• Task prompt
Pick out the lines below that include the string "highlighted".

• Data extract
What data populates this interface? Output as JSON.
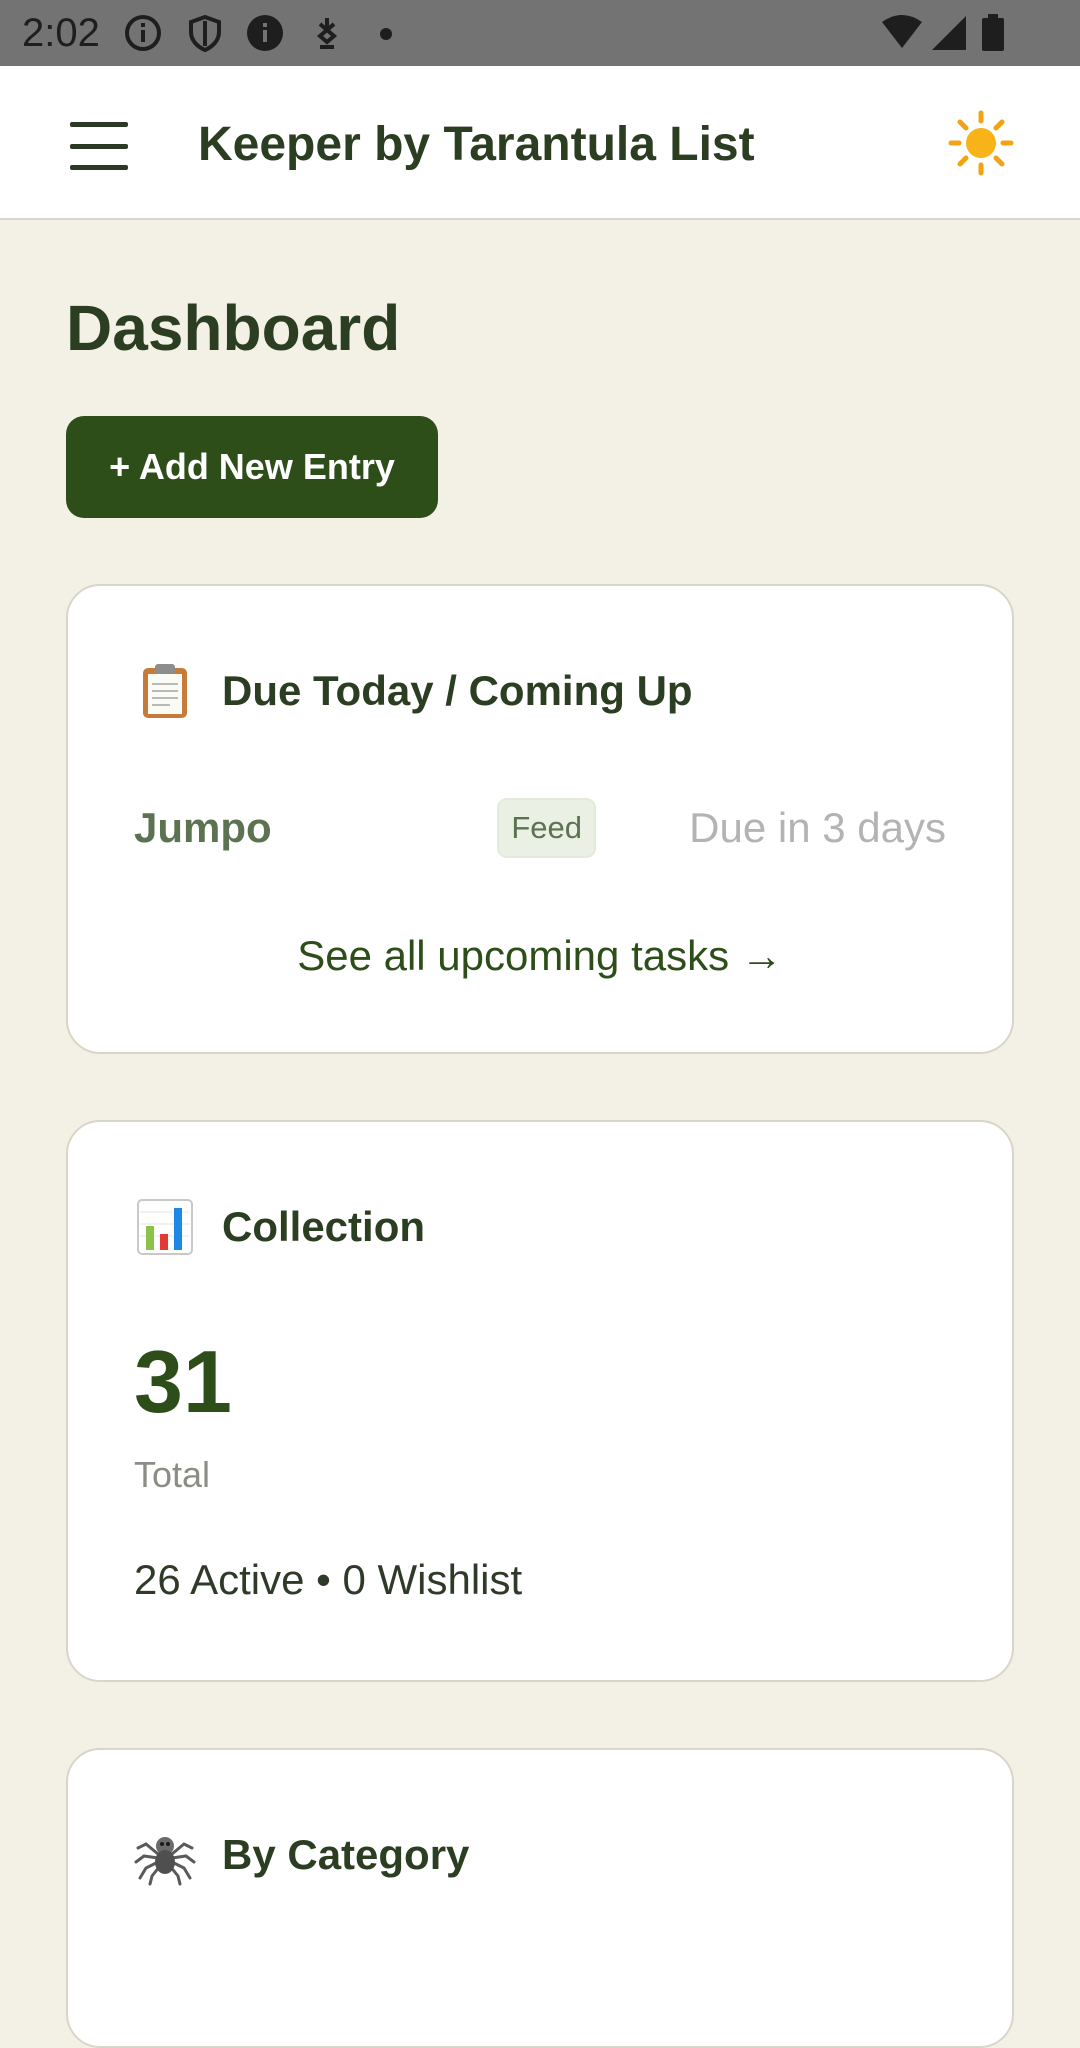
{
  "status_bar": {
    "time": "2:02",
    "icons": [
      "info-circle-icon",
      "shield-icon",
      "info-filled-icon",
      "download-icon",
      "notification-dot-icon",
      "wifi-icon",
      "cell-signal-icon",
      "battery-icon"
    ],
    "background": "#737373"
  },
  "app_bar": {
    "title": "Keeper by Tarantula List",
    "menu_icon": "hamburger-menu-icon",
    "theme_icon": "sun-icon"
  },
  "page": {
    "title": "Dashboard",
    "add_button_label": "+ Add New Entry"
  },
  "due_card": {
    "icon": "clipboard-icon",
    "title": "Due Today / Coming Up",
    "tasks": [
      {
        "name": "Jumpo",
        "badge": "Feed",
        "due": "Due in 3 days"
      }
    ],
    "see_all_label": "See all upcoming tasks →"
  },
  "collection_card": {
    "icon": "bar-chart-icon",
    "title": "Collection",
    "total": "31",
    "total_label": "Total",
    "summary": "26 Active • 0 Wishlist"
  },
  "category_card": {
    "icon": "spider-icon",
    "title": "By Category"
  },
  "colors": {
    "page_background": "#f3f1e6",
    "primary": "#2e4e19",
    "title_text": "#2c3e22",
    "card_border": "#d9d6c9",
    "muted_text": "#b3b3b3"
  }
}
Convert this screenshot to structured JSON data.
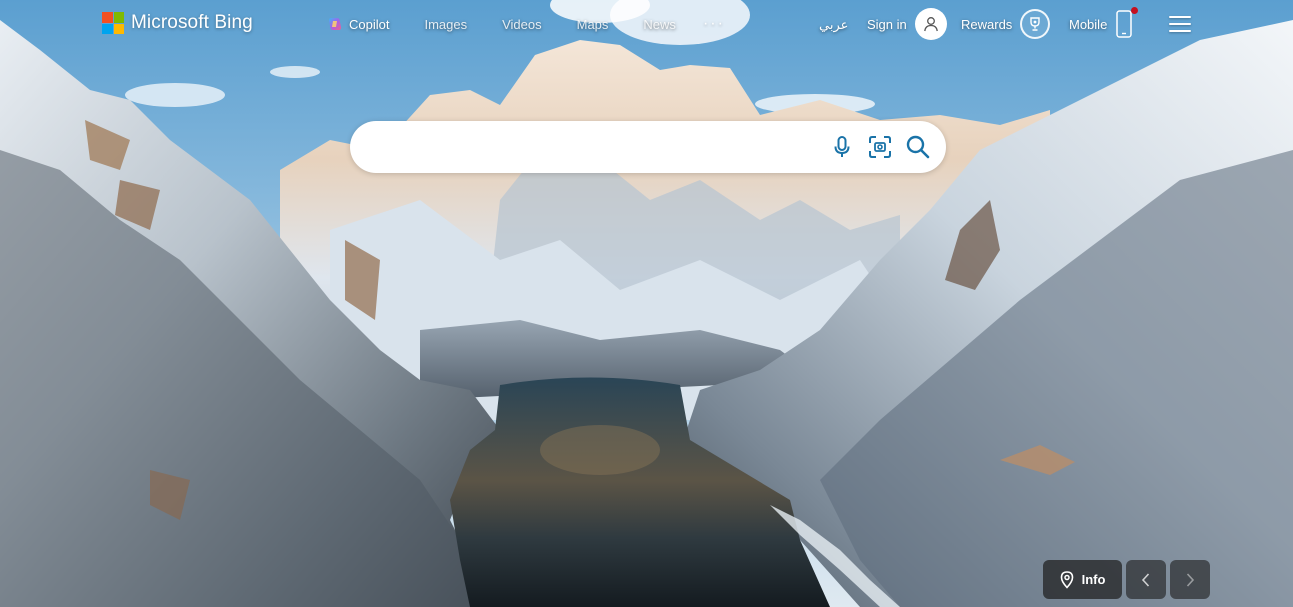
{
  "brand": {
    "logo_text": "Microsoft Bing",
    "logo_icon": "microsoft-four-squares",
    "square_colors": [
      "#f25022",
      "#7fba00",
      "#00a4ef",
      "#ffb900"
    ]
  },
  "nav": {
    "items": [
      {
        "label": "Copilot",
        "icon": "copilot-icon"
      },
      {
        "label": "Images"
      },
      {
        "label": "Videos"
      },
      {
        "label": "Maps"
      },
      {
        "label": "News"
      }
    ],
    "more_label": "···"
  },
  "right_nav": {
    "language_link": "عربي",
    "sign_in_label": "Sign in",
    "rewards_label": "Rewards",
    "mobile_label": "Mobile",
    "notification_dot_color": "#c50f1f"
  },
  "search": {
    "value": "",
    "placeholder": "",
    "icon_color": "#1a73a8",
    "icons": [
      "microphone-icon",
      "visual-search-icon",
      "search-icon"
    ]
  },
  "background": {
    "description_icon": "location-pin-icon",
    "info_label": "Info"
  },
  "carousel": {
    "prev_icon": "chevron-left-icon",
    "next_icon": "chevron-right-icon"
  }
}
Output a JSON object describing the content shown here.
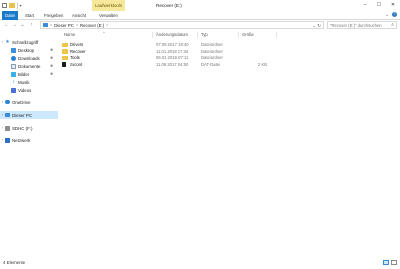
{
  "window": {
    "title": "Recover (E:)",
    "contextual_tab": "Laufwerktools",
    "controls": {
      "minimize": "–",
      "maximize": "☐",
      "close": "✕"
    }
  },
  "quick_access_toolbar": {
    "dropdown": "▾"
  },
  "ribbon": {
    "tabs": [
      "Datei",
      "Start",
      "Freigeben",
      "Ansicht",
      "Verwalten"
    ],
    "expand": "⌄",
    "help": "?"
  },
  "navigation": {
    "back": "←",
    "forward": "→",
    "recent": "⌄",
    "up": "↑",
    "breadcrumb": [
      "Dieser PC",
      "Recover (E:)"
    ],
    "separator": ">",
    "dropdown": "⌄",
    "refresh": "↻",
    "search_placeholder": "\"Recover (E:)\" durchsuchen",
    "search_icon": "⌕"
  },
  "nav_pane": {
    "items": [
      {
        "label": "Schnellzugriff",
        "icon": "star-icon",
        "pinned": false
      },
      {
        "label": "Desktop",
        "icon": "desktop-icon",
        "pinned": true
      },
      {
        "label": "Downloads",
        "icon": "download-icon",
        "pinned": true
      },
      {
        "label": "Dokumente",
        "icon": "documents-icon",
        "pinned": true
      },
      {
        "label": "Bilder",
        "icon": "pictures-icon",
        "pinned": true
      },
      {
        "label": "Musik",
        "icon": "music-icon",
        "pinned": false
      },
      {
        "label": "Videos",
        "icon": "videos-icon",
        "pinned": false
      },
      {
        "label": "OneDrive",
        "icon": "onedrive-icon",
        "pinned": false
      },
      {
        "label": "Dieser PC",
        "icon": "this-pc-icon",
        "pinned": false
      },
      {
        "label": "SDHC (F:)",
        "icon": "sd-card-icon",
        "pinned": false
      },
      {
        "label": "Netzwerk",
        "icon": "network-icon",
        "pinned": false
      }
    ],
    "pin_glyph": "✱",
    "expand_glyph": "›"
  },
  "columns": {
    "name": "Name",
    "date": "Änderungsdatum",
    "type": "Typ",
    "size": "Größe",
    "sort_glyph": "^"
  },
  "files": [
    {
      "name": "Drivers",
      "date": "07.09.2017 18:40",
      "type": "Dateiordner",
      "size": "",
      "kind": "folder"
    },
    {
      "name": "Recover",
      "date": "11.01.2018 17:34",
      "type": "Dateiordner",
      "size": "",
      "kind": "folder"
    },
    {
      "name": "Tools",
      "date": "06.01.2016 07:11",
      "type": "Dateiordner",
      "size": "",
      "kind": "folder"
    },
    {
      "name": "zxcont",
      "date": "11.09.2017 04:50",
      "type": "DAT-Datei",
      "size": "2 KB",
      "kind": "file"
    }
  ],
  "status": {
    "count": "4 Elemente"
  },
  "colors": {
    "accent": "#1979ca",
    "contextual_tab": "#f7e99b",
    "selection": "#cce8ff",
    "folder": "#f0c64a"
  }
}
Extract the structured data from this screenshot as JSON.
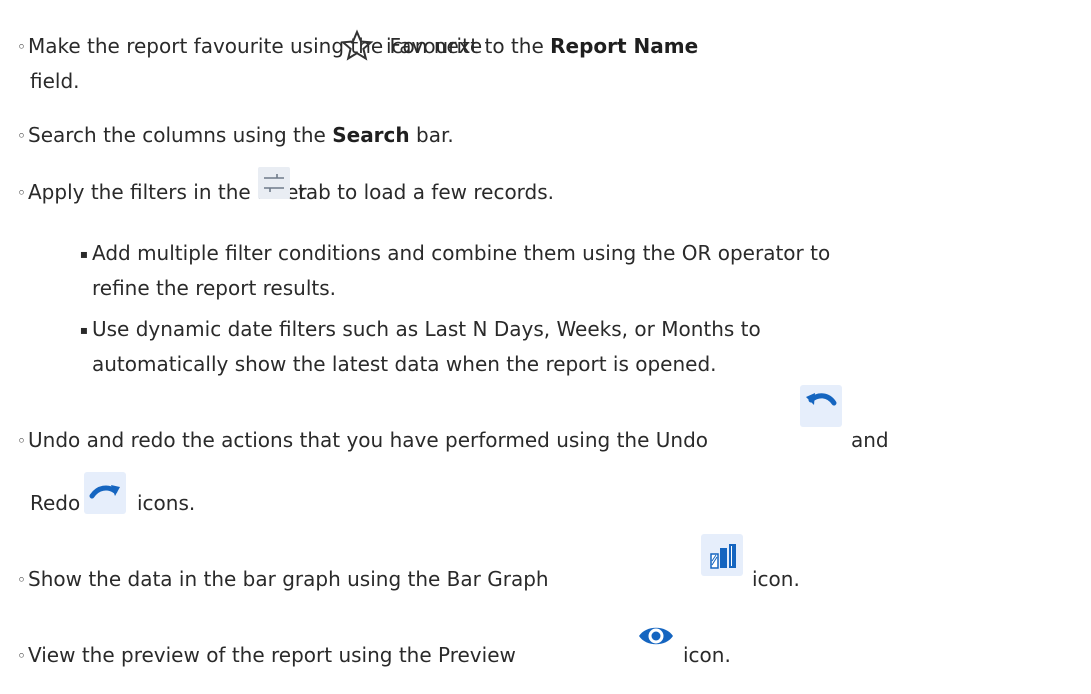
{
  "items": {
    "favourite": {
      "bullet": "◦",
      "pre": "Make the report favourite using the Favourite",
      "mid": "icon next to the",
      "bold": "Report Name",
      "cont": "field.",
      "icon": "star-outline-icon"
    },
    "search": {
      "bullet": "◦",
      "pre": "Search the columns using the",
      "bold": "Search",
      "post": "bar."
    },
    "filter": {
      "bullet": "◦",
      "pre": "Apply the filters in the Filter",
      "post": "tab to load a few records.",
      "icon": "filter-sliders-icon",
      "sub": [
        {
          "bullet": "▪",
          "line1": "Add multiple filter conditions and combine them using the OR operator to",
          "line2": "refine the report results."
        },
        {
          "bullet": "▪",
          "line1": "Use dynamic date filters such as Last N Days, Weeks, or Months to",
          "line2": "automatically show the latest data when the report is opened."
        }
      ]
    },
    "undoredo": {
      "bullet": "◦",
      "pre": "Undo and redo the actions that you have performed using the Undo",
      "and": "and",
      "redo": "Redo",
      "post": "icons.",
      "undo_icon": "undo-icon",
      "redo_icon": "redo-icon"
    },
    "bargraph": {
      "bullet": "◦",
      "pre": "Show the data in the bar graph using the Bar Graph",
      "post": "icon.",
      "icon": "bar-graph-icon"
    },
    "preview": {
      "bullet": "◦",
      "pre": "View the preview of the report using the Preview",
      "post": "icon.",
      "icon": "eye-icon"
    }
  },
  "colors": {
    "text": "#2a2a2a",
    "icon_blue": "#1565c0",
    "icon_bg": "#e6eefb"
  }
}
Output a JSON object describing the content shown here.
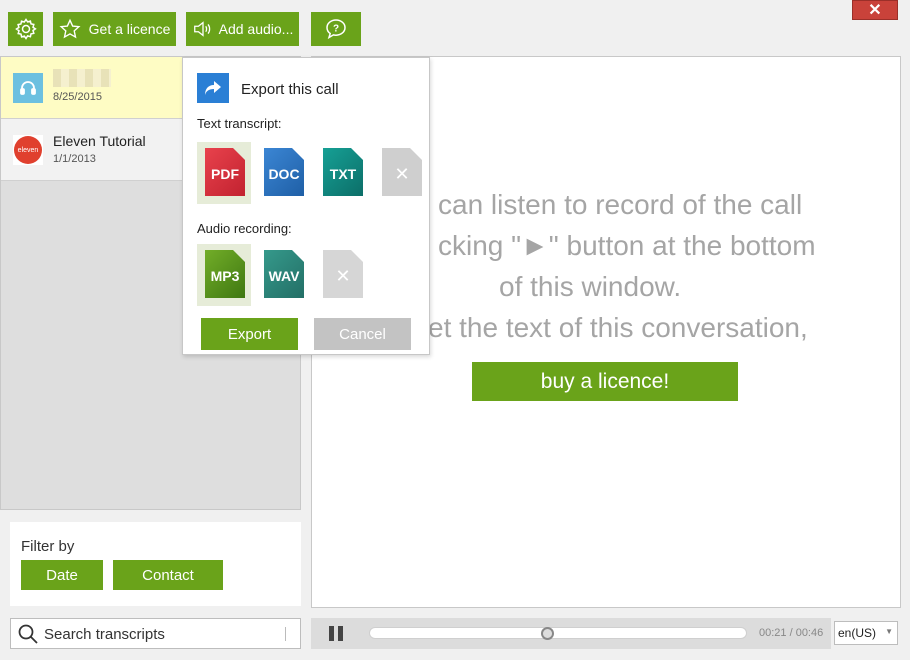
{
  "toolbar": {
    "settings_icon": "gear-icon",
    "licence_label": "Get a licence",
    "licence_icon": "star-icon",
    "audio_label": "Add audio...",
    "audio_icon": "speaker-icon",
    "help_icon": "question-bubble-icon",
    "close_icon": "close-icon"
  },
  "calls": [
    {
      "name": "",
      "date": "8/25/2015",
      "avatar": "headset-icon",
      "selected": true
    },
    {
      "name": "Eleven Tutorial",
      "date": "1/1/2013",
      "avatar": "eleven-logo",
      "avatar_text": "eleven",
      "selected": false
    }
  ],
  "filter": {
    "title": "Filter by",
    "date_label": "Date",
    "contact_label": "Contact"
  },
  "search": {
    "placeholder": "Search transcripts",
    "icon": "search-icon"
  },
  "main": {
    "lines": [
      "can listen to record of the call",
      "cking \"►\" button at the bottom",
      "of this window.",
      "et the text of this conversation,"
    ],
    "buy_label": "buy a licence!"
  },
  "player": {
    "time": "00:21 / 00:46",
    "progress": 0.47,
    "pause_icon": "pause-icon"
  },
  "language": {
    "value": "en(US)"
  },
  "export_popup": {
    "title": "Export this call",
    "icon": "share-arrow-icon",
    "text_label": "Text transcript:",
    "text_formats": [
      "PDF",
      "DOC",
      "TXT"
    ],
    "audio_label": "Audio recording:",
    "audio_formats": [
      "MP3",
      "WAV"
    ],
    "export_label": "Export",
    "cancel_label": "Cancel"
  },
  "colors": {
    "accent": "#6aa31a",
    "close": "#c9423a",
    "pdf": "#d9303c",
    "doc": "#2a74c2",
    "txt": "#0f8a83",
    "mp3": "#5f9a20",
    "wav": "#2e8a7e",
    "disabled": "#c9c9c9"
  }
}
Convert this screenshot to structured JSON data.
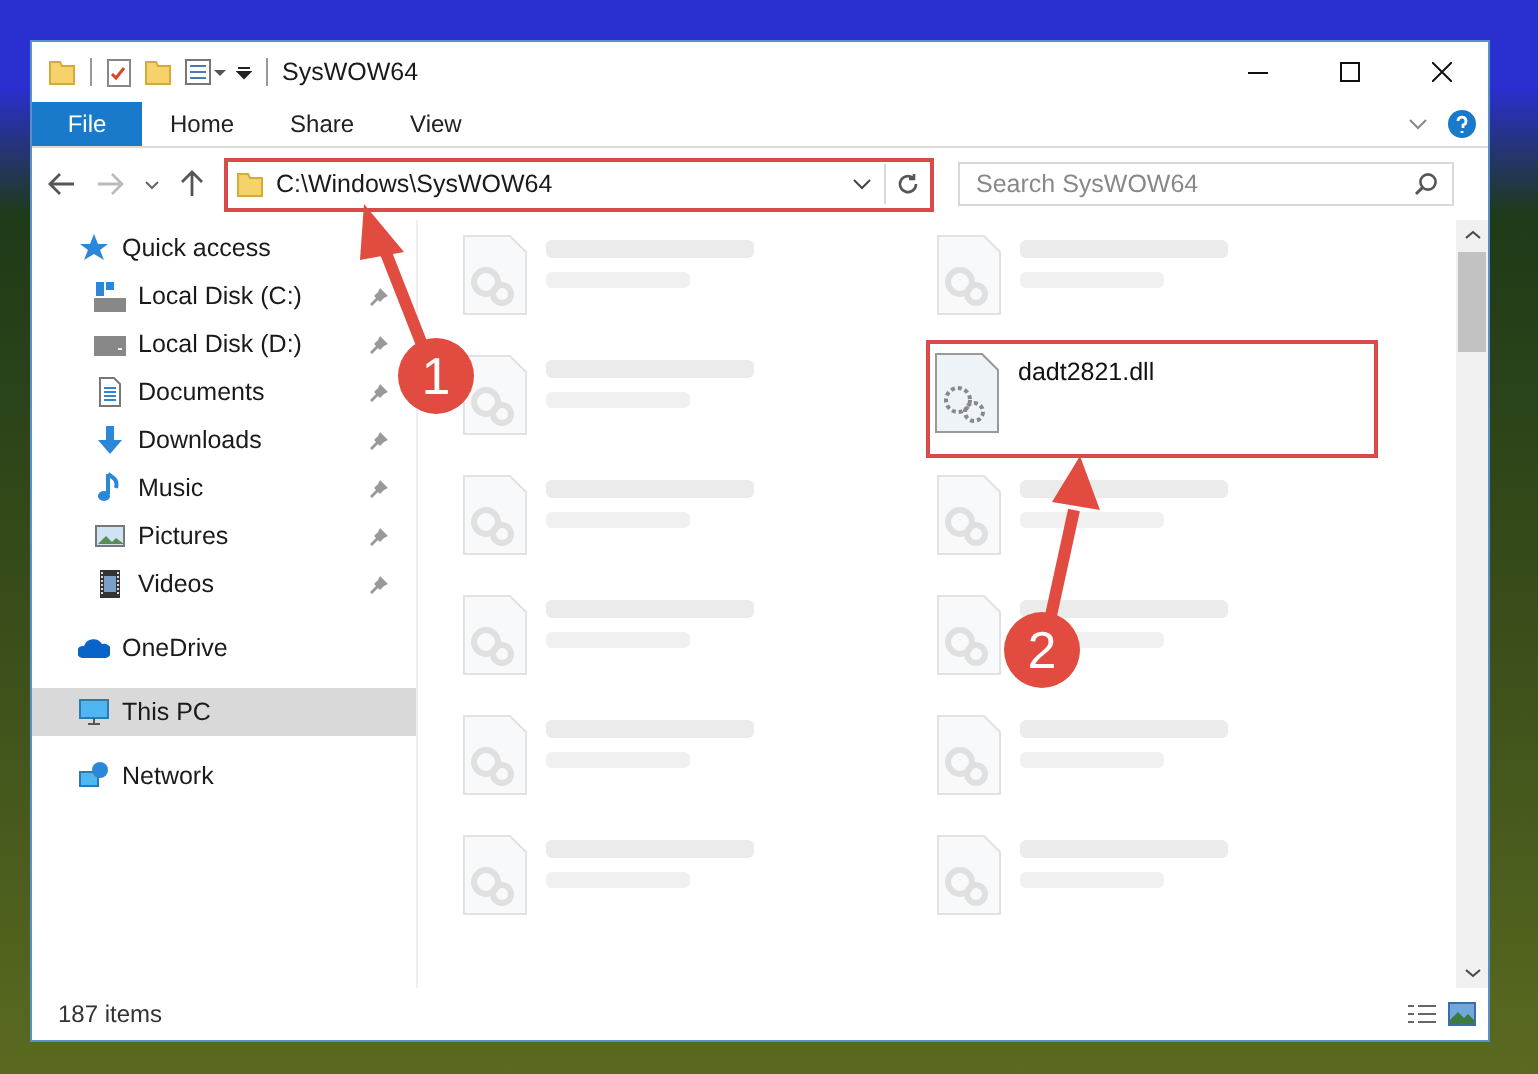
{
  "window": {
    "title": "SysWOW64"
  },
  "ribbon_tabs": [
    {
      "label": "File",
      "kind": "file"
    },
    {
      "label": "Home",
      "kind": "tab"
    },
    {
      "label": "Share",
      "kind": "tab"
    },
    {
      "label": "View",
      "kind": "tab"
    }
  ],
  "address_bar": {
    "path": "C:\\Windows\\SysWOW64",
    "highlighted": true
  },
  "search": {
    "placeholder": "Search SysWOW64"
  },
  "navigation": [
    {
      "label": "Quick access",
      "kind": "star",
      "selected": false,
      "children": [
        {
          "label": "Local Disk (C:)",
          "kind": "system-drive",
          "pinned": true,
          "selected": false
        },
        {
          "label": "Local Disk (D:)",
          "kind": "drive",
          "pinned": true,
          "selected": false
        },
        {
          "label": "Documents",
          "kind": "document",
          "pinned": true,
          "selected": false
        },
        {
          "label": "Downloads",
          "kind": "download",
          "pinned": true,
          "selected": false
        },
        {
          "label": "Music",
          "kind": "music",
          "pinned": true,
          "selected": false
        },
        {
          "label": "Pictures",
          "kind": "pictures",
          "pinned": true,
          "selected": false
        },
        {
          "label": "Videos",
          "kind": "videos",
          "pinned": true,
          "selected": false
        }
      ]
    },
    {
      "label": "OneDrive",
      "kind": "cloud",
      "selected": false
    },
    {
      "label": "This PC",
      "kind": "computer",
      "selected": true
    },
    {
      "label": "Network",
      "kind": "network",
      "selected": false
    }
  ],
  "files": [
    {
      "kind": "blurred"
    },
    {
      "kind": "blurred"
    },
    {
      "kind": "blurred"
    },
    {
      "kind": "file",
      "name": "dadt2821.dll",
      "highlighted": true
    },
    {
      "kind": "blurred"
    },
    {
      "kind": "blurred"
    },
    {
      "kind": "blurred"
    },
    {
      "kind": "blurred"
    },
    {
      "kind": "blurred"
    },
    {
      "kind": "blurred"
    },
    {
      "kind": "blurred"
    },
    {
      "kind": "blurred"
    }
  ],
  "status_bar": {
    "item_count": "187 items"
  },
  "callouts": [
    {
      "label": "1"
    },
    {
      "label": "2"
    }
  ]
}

• Solution below
    "highlighted": true
      "highlighted": true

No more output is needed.